**Görev listesi**:
**1.** Perfetti işçisiyle yapılan söyleşiye göre aşağıdaki soruların yanıtları nedir?
(a) Direnişçi işçi Perfetti'de kaç yıldır çalışıyordu?
(b) Perfetti'de yaklaşık kaç işçi çalışıyor?
(c) Beko'daki temsilci arkadaş onları hangi sendikaya yönlendirdi?
**2.** Aşağıdaki ifadeler Perfetti işçisiyle yapılan söyleşiyle uyuşuyor mu? Her biri için evet ya da hayır deyin ve söyleşiden belirleyici sözleri aynen alıntılayın.
(a) İşçi daha önce Beko fabrikasında sendikalı olarak çalışmıştı.
(b) Fabrikadaki önceki sendikal süreç 1998 yılında yaşanmıştı.
(c) Sendikalaşma kararı toplam 200 kişiyle alındı.

**Metin alıntısı**:
----

Buradasınız
Perfetti İşçisiyle Söyleşi

UİD-DER: Kaç yıldır Perfetti’de çalışıyordunuz?
Direnişçi İşçi: 3 yıldır bu fabrikada çalışıyordum. Perfetti’de yaklaşık 1200 işçi çalışıyor. Daha önce de Beko fabrikasında sendikalı olarak çalışmıştım.
UİD-DER: Perfetti’de sendikalaşma sürecine nasıl başladınız?
Direnişçi İşçi: Bundan 5 ay öncesine kadar bu fabrikada sendikanın s’sini bile konuşamazdık. Çünkü buradaki işçi arkadaşlar 1996 yılında yine buna benzer bir sendikal süreç geçirmişler. O yıl arkadaşlarımız patronun bitmez tükenmez baskısına karşı çok önemli bir direniş sergilemişler. Hatta yer yer jandarmalarla bile çatışmış arkadaşlarımız. Ve bunca olaydan sonra patron süreci baltalamayı başarmış. Arkadaşlarımız o dönemde bunun bedelini ağır ödemişler. Ayrıca şu an bile Perfetti patronunun İtalyan mafyalarıyla bağı olduğu söylentisi de biz işçileri korkutuyordu. O nedenle sendika deyince herkes çok korkuyordu. Ben daha önceki işyerimden sendikanın ne demek olduğunu biliyordum. Bunun için Perfettide’de sendika olmasını istiyordum. Ama bu işin de bir tek benimle olamayacağının bilincindeydim. Önce fabrikada benim gibi daha önce sendikalı fabrikada çalışmış, hatta direniş deneyimi olan 3 arkadaş daha buldum. Artık 4 kişi olmuştuk. Daha sonra sendika meselesini fabrikada yoğun bir şekilde dillendirmeye başladık. Bunun sonucunda da toplam 100 kişiyle sendikalaşma kararı aldık. Biz kararı aldıktan sonra Beko fabrikasında çalışan temsilci arkadaşımı aradım ve kararımızı ona anlattım. Sağ olsun arkadaşım da bizi Tek Gıda-İş sendikasına yönlendirdi. Ve bizim için artık sendikalaşma resmen başlamış oldu.
UİD-DER: Peki neden işten atıldınız ve direnişe geçtiniz?

----

**Gösterilen veriler**:
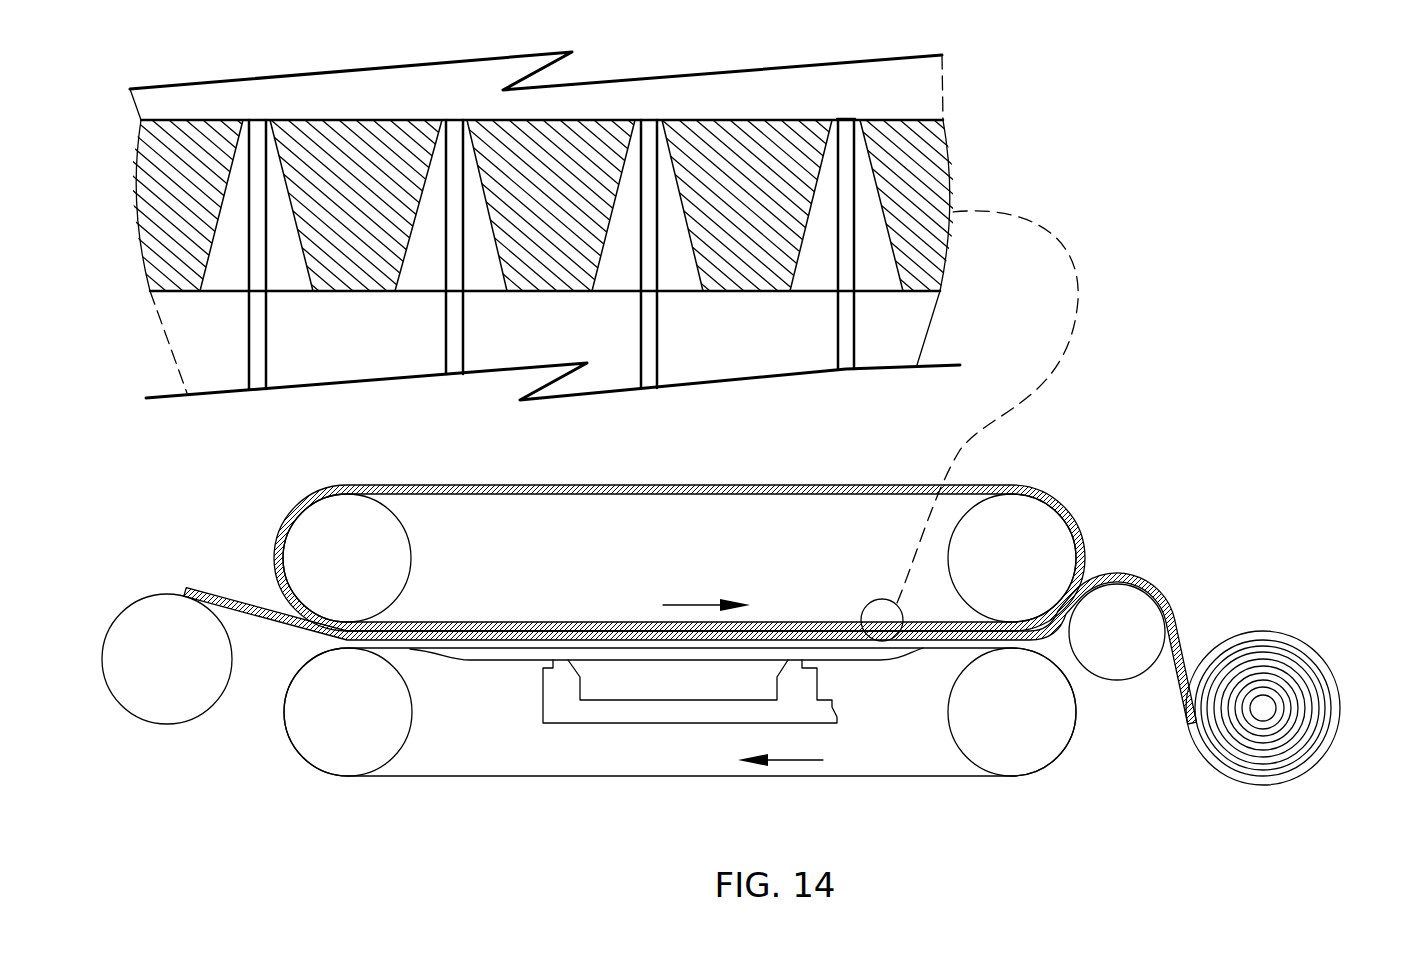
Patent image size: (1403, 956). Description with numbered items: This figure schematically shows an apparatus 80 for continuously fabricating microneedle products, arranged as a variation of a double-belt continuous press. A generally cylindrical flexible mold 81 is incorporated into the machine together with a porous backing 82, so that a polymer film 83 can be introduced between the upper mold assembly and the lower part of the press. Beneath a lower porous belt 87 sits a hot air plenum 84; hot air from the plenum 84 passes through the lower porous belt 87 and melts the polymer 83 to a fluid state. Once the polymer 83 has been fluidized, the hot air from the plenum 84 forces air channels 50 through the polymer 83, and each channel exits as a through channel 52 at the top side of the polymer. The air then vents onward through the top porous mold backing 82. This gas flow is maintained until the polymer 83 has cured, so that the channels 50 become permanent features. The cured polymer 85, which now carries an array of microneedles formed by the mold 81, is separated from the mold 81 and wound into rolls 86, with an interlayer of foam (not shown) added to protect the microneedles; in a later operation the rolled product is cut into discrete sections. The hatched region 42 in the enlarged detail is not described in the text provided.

----

**Sırayla yanıtlar**:
**1.**
(a) 3 yıldır
(b) Yaklaşık 1200
(c) Tek Gıda-İş sendikasına

**2.**
(a) Evet: "Daha önce de Beko fabrikasında sendikalı olarak çalışmıştım."
(b) Hayır: "1996 yılında yine buna benzer bir sendikal süreç geçirmişler"
(c) Hayır: "toplam 100 kişiyle sendikalaşma kararı aldık"